→ **PROBLEM DETAILS**
The entries are to be returned exactly, with images left out.

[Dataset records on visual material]
══════════
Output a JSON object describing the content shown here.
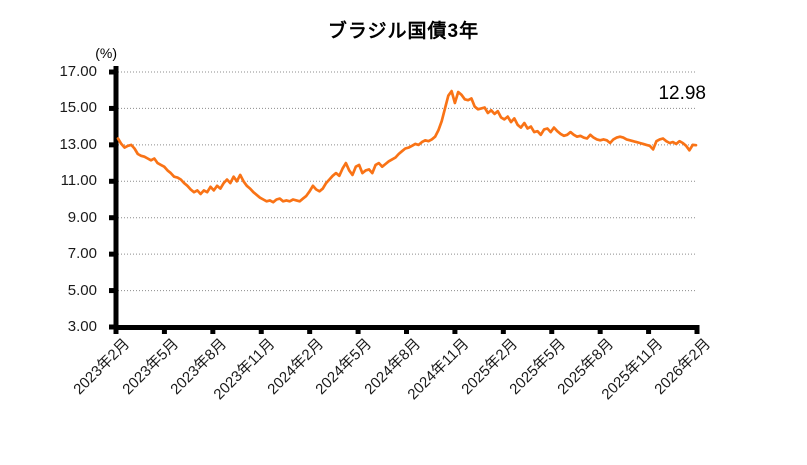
{
  "page": {
    "background": "#ffffff"
  },
  "chart_data": {
    "type": "line",
    "title": "ブラジル国債3年",
    "unit_label": "(%)",
    "last_value_label": "12.98",
    "ylim": [
      3,
      17
    ],
    "y_ticks": [
      "17.00",
      "15.00",
      "13.00",
      "11.00",
      "9.00",
      "7.00",
      "5.00",
      "3.00"
    ],
    "y_tick_values": [
      17,
      15,
      13,
      11,
      9,
      7,
      5,
      3
    ],
    "x_tick_labels": [
      "2023年2月",
      "2023年5月",
      "2023年8月",
      "2023年11月",
      "2024年2月",
      "2024年5月",
      "2024年8月",
      "2024年11月",
      "2025年2月",
      "2025年5月",
      "2025年8月",
      "2025年11月",
      "2026年2月"
    ],
    "x_range": [
      "2023年2月",
      "2026年2月"
    ],
    "grid": "horizontal-dotted",
    "legend": "none",
    "line_color": "#F97316",
    "axis_color": "#000000",
    "grid_color": "#8c8c8c",
    "series": [
      {
        "name": "ブラジル国債3年",
        "color": "#F97316",
        "values": [
          13.35,
          13.05,
          12.85,
          12.95,
          13.0,
          12.8,
          12.5,
          12.4,
          12.35,
          12.25,
          12.15,
          12.25,
          12.0,
          11.9,
          11.8,
          11.6,
          11.45,
          11.25,
          11.2,
          11.1,
          10.9,
          10.75,
          10.55,
          10.4,
          10.5,
          10.3,
          10.5,
          10.4,
          10.7,
          10.5,
          10.75,
          10.6,
          10.9,
          11.1,
          10.9,
          11.25,
          11.0,
          11.35,
          11.0,
          10.75,
          10.6,
          10.4,
          10.25,
          10.1,
          10.0,
          9.9,
          9.95,
          9.85,
          10.0,
          10.05,
          9.9,
          9.95,
          9.9,
          10.0,
          9.95,
          9.9,
          10.05,
          10.2,
          10.45,
          10.75,
          10.55,
          10.45,
          10.6,
          10.9,
          11.1,
          11.3,
          11.45,
          11.3,
          11.7,
          12.0,
          11.6,
          11.35,
          11.8,
          11.9,
          11.45,
          11.6,
          11.65,
          11.45,
          11.9,
          12.0,
          11.8,
          11.95,
          12.1,
          12.2,
          12.3,
          12.5,
          12.65,
          12.8,
          12.85,
          12.95,
          13.05,
          13.0,
          13.15,
          13.25,
          13.2,
          13.3,
          13.45,
          13.8,
          14.3,
          15.0,
          15.7,
          15.95,
          15.3,
          15.9,
          15.75,
          15.5,
          15.45,
          15.55,
          15.1,
          14.95,
          15.0,
          15.05,
          14.75,
          14.9,
          14.7,
          14.85,
          14.5,
          14.4,
          14.55,
          14.25,
          14.45,
          14.1,
          13.95,
          14.2,
          13.9,
          14.0,
          13.7,
          13.75,
          13.55,
          13.85,
          13.9,
          13.7,
          13.95,
          13.75,
          13.6,
          13.5,
          13.55,
          13.7,
          13.55,
          13.45,
          13.5,
          13.4,
          13.35,
          13.55,
          13.4,
          13.3,
          13.25,
          13.3,
          13.25,
          13.1,
          13.3,
          13.4,
          13.45,
          13.4,
          13.3,
          13.25,
          13.2,
          13.15,
          13.1,
          13.05,
          13.0,
          12.95,
          12.75,
          13.2,
          13.3,
          13.35,
          13.2,
          13.1,
          13.15,
          13.05,
          13.2,
          13.1,
          12.95,
          12.7,
          13.0,
          12.98
        ]
      }
    ]
  }
}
══════════
→ **RESULT OF THIS TASK**
Output a JSON object describing the content shown here.
{
  "page": {
    "background": "#ffffff"
  },
  "chart_data": {
    "type": "line",
    "title": "ブラジル国債3年",
    "unit_label": "(%)",
    "last_value_label": "12.98",
    "ylim": [
      3,
      17
    ],
    "y_ticks": [
      "17.00",
      "15.00",
      "13.00",
      "11.00",
      "9.00",
      "7.00",
      "5.00",
      "3.00"
    ],
    "y_tick_values": [
      17,
      15,
      13,
      11,
      9,
      7,
      5,
      3
    ],
    "x_tick_labels": [
      "2023年2月",
      "2023年5月",
      "2023年8月",
      "2023年11月",
      "2024年2月",
      "2024年5月",
      "2024年8月",
      "2024年11月",
      "2025年2月",
      "2025年5月",
      "2025年8月",
      "2025年11月",
      "2026年2月"
    ],
    "x_range": [
      "2023年2月",
      "2026年2月"
    ],
    "grid": "horizontal-dotted",
    "legend": "none",
    "line_color": "#F97316",
    "axis_color": "#000000",
    "grid_color": "#8c8c8c",
    "series": [
      {
        "name": "ブラジル国債3年",
        "color": "#F97316",
        "values": [
          13.35,
          13.05,
          12.85,
          12.95,
          13.0,
          12.8,
          12.5,
          12.4,
          12.35,
          12.25,
          12.15,
          12.25,
          12.0,
          11.9,
          11.8,
          11.6,
          11.45,
          11.25,
          11.2,
          11.1,
          10.9,
          10.75,
          10.55,
          10.4,
          10.5,
          10.3,
          10.5,
          10.4,
          10.7,
          10.5,
          10.75,
          10.6,
          10.9,
          11.1,
          10.9,
          11.25,
          11.0,
          11.35,
          11.0,
          10.75,
          10.6,
          10.4,
          10.25,
          10.1,
          10.0,
          9.9,
          9.95,
          9.85,
          10.0,
          10.05,
          9.9,
          9.95,
          9.9,
          10.0,
          9.95,
          9.9,
          10.05,
          10.2,
          10.45,
          10.75,
          10.55,
          10.45,
          10.6,
          10.9,
          11.1,
          11.3,
          11.45,
          11.3,
          11.7,
          12.0,
          11.6,
          11.35,
          11.8,
          11.9,
          11.45,
          11.6,
          11.65,
          11.45,
          11.9,
          12.0,
          11.8,
          11.95,
          12.1,
          12.2,
          12.3,
          12.5,
          12.65,
          12.8,
          12.85,
          12.95,
          13.05,
          13.0,
          13.15,
          13.25,
          13.2,
          13.3,
          13.45,
          13.8,
          14.3,
          15.0,
          15.7,
          15.95,
          15.3,
          15.9,
          15.75,
          15.5,
          15.45,
          15.55,
          15.1,
          14.95,
          15.0,
          15.05,
          14.75,
          14.9,
          14.7,
          14.85,
          14.5,
          14.4,
          14.55,
          14.25,
          14.45,
          14.1,
          13.95,
          14.2,
          13.9,
          14.0,
          13.7,
          13.75,
          13.55,
          13.85,
          13.9,
          13.7,
          13.95,
          13.75,
          13.6,
          13.5,
          13.55,
          13.7,
          13.55,
          13.45,
          13.5,
          13.4,
          13.35,
          13.55,
          13.4,
          13.3,
          13.25,
          13.3,
          13.25,
          13.1,
          13.3,
          13.4,
          13.45,
          13.4,
          13.3,
          13.25,
          13.2,
          13.15,
          13.1,
          13.05,
          13.0,
          12.95,
          12.75,
          13.2,
          13.3,
          13.35,
          13.2,
          13.1,
          13.15,
          13.05,
          13.2,
          13.1,
          12.95,
          12.7,
          13.0,
          12.98
        ]
      }
    ]
  }
}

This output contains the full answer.